**DATA PROVIDED**
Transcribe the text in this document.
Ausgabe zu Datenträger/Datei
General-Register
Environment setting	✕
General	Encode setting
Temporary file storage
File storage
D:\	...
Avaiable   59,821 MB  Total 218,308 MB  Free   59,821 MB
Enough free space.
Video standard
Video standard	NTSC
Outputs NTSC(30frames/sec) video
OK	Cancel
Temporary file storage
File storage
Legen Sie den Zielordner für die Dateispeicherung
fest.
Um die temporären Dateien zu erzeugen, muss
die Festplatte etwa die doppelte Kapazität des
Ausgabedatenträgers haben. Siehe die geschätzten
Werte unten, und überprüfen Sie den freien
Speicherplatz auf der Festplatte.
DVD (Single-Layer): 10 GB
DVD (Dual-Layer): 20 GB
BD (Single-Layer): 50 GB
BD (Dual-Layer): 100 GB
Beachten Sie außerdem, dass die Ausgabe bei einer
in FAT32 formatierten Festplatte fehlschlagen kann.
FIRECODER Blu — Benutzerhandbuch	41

==

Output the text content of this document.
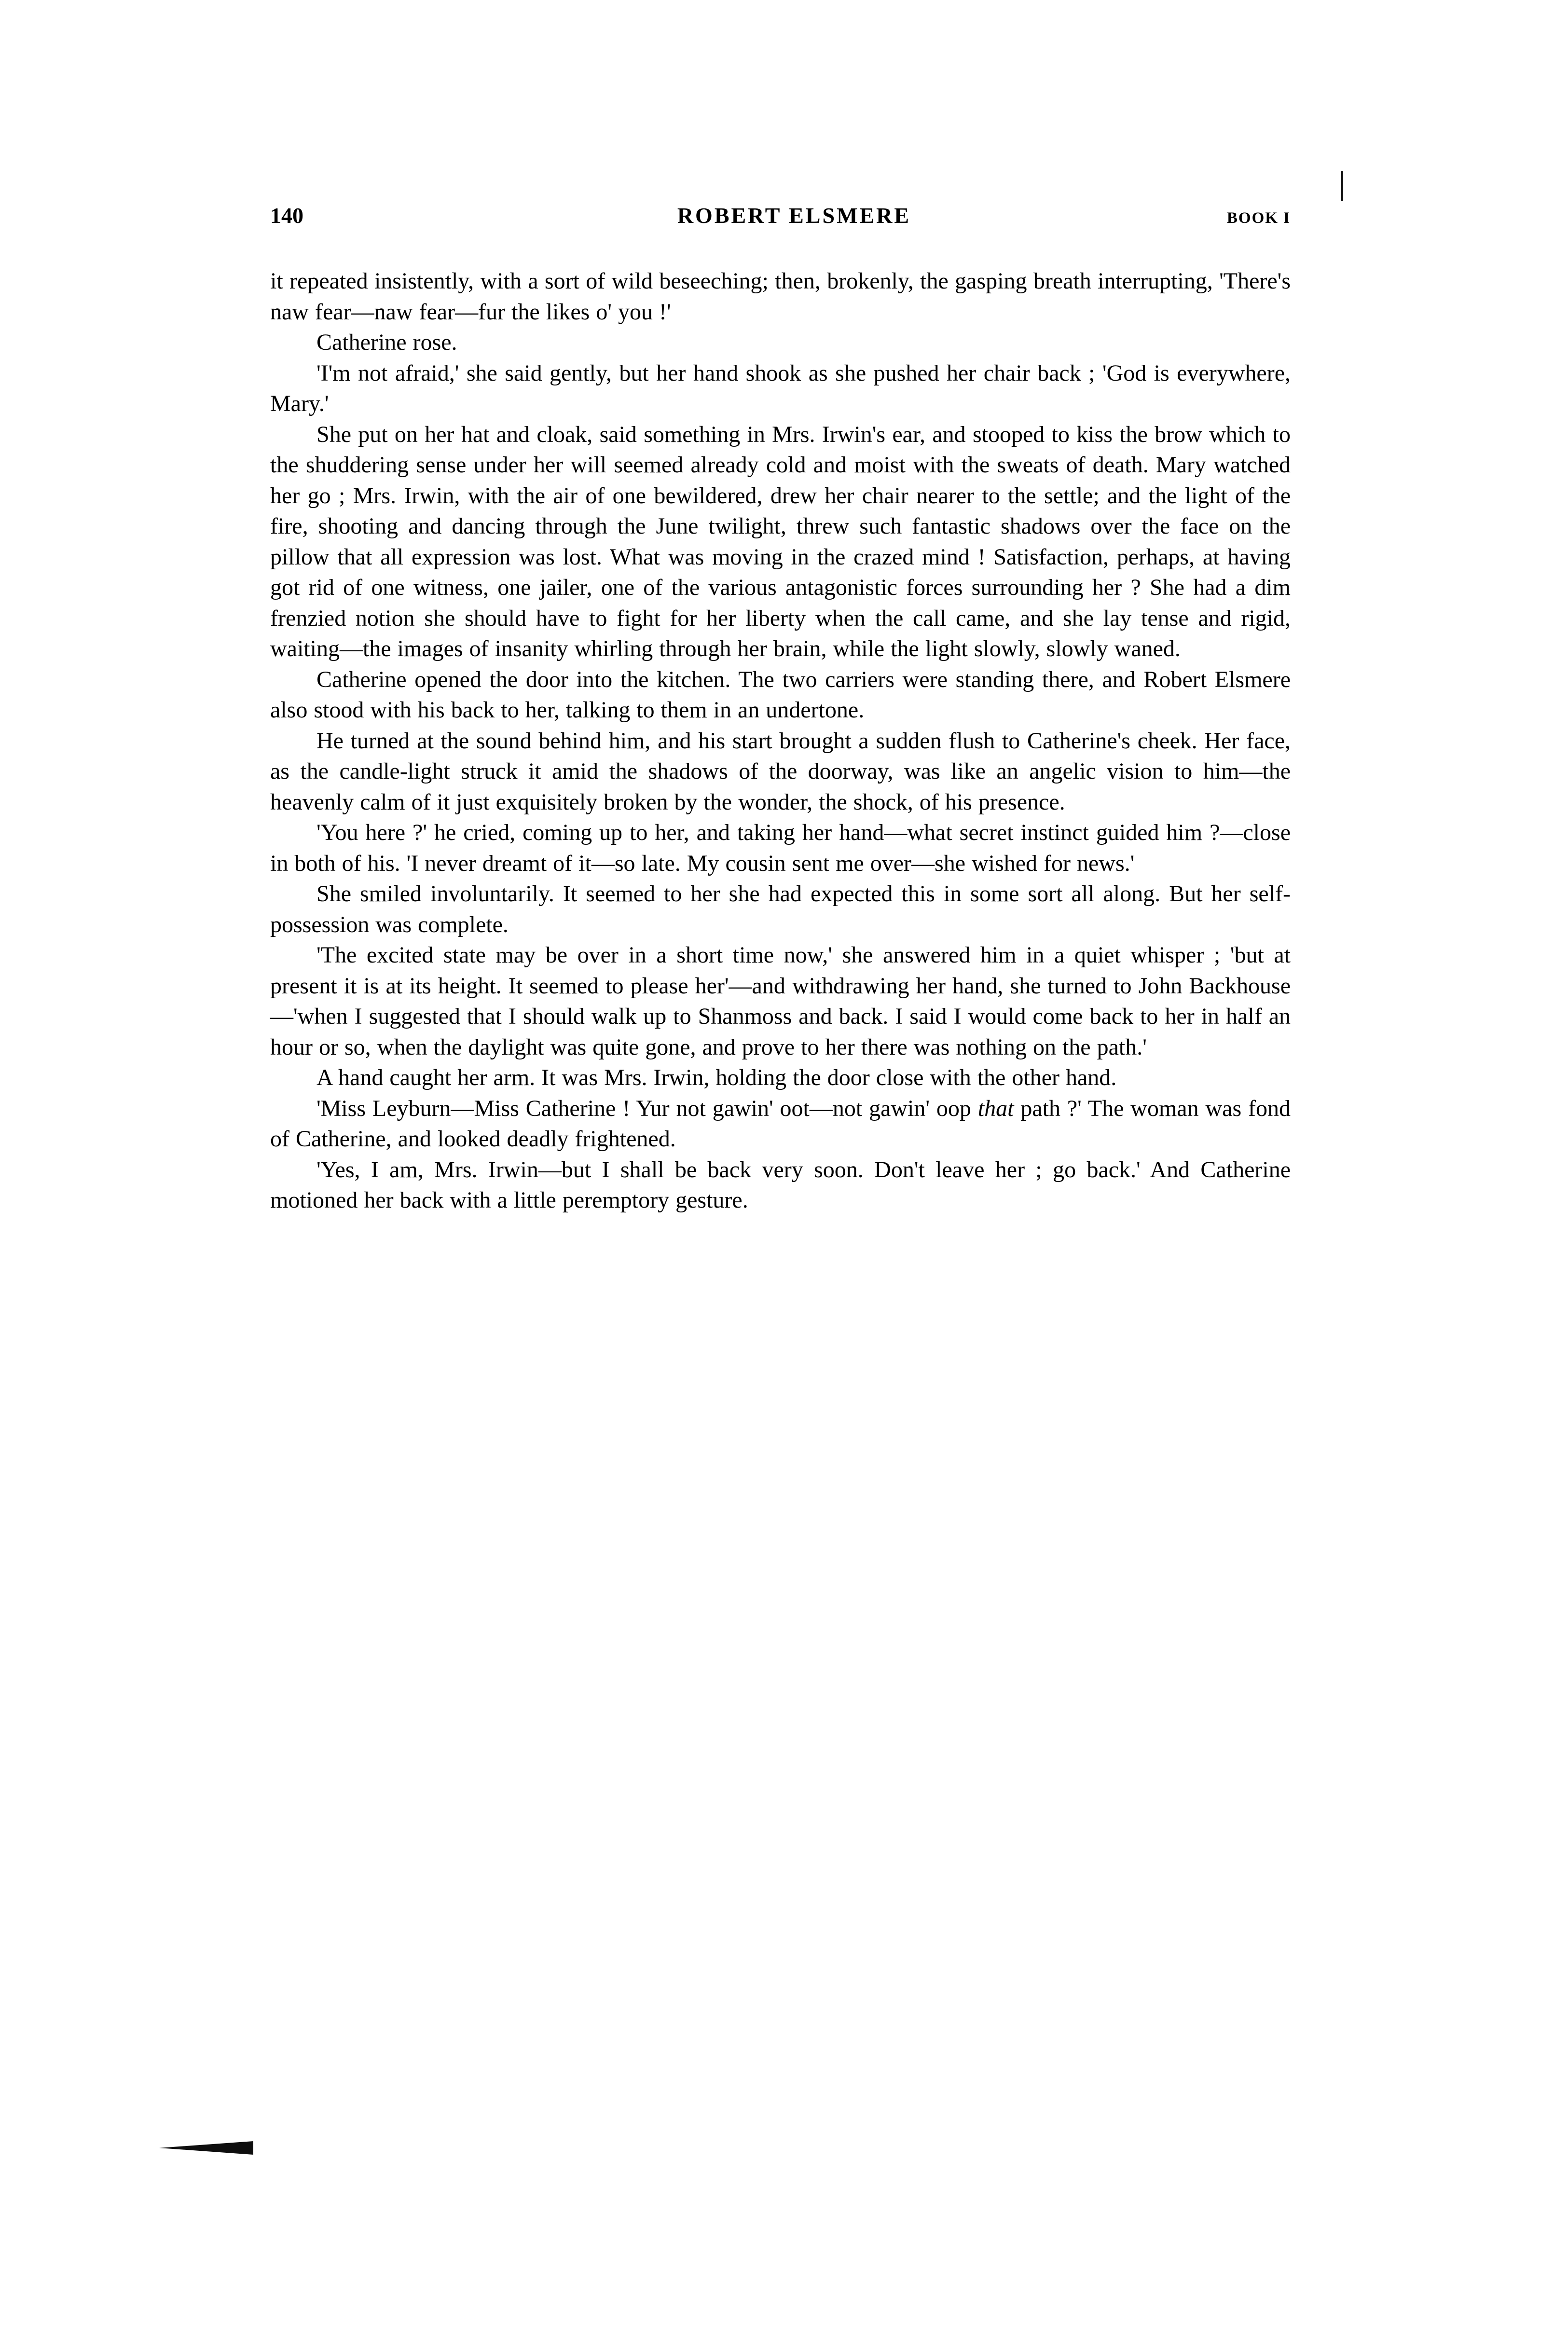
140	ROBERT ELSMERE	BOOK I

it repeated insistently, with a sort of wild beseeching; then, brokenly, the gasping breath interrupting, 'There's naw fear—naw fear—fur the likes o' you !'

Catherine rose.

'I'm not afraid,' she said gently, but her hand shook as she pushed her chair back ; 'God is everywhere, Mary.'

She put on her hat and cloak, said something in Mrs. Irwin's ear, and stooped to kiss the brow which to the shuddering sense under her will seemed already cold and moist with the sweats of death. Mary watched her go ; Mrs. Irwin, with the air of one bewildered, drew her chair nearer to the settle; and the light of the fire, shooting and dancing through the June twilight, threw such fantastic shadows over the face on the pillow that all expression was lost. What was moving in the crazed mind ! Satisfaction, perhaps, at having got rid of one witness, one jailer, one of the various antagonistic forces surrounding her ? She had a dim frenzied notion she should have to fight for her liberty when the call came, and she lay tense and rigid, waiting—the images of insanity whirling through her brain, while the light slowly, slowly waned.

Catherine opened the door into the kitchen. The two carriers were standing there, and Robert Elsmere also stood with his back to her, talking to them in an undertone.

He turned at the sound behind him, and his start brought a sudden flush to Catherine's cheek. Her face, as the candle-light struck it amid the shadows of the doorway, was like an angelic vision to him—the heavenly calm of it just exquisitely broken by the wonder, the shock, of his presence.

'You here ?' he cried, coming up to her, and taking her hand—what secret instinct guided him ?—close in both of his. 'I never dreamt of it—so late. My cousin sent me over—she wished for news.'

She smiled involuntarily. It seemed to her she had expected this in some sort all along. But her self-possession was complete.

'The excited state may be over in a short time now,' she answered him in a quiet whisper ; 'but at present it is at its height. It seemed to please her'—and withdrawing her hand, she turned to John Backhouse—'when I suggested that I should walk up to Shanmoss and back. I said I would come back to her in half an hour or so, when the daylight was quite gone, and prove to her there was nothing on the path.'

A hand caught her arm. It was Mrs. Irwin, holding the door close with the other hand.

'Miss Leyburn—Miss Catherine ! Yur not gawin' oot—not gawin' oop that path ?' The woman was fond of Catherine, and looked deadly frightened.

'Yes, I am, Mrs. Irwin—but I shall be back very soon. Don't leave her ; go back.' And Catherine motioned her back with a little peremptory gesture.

**AIM OF THE EXERCISE**
Look for the word "Single" and return every line where it occurs.

**PROBLEM SOLUTION**
DVD (Single-Layer): 10 GB
BD (Single-Layer): 50 GB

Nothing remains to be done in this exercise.